**Your objective**:
Find how many lines hold the word "Federal". Give only the number.

**Records supplied**:

○ ○ ○

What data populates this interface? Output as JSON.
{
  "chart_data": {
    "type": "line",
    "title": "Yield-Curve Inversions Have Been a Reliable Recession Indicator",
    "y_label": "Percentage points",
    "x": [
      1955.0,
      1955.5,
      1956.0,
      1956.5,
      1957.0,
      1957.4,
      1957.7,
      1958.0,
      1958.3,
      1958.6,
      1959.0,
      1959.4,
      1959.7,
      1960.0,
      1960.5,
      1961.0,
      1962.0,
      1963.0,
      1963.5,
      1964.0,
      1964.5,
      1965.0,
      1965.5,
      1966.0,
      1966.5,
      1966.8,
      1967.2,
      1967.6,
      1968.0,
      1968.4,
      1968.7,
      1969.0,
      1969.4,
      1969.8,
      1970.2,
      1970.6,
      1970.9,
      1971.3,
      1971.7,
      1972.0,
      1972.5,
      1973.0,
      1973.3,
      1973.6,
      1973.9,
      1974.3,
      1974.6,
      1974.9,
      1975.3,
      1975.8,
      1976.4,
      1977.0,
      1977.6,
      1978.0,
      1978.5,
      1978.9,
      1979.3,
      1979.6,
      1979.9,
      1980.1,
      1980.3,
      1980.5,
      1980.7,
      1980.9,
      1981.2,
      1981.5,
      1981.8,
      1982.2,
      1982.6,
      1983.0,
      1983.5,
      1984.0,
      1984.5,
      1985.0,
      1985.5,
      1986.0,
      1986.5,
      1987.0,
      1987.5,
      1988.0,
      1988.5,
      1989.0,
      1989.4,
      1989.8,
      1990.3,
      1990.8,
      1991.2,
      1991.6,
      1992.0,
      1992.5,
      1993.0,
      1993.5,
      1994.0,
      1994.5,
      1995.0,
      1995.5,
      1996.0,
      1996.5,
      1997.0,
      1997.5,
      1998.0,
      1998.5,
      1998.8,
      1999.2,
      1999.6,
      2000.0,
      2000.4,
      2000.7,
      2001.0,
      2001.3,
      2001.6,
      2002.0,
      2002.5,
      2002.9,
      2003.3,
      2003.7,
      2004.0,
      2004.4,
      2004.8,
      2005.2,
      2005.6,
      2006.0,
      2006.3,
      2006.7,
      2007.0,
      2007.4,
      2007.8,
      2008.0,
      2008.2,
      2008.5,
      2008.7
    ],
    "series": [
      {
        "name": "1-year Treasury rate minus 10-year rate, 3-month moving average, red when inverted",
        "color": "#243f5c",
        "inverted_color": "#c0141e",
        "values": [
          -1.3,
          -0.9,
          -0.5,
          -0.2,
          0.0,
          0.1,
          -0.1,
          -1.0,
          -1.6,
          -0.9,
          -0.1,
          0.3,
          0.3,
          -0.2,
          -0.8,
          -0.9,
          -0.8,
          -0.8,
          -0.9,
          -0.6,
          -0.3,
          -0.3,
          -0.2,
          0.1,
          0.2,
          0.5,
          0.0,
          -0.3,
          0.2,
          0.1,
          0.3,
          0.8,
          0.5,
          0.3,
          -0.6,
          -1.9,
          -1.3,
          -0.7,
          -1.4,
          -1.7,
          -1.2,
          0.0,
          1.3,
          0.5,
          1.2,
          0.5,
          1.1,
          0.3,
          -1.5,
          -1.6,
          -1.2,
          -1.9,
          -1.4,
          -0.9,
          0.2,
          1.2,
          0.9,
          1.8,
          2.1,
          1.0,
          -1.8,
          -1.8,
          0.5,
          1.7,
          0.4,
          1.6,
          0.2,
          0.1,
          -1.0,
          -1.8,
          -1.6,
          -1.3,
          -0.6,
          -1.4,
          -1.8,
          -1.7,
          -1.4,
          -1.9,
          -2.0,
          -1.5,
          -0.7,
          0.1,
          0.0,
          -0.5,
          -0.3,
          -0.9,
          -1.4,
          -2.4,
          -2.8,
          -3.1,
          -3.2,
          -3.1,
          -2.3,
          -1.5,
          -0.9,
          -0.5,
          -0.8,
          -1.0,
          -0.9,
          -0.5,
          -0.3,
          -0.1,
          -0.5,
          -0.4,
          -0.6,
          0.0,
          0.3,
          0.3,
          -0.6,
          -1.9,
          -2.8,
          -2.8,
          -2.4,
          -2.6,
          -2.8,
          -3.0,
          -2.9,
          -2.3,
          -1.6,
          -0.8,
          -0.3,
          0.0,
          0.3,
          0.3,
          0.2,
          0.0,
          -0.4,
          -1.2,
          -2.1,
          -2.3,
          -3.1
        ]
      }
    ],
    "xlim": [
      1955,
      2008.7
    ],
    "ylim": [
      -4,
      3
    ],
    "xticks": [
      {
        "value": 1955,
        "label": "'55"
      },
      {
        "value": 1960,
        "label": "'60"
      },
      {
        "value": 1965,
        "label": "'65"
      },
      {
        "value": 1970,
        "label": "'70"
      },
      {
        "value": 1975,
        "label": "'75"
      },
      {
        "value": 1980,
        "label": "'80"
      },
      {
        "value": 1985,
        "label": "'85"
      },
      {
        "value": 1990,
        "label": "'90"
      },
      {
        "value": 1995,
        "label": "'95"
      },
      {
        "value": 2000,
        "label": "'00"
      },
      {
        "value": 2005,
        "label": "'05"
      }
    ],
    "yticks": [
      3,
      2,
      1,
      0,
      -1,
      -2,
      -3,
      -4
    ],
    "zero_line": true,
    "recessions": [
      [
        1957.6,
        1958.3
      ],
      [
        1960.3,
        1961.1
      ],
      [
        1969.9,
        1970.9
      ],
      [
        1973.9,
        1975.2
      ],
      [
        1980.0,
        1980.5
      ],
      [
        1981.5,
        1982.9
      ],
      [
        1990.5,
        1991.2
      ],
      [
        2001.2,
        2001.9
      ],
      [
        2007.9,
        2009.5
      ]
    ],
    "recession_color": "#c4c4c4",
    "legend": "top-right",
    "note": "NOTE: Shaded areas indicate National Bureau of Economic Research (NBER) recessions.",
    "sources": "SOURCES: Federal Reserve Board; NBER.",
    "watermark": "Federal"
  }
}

○ ○ ○

**Solution for this problem**:
2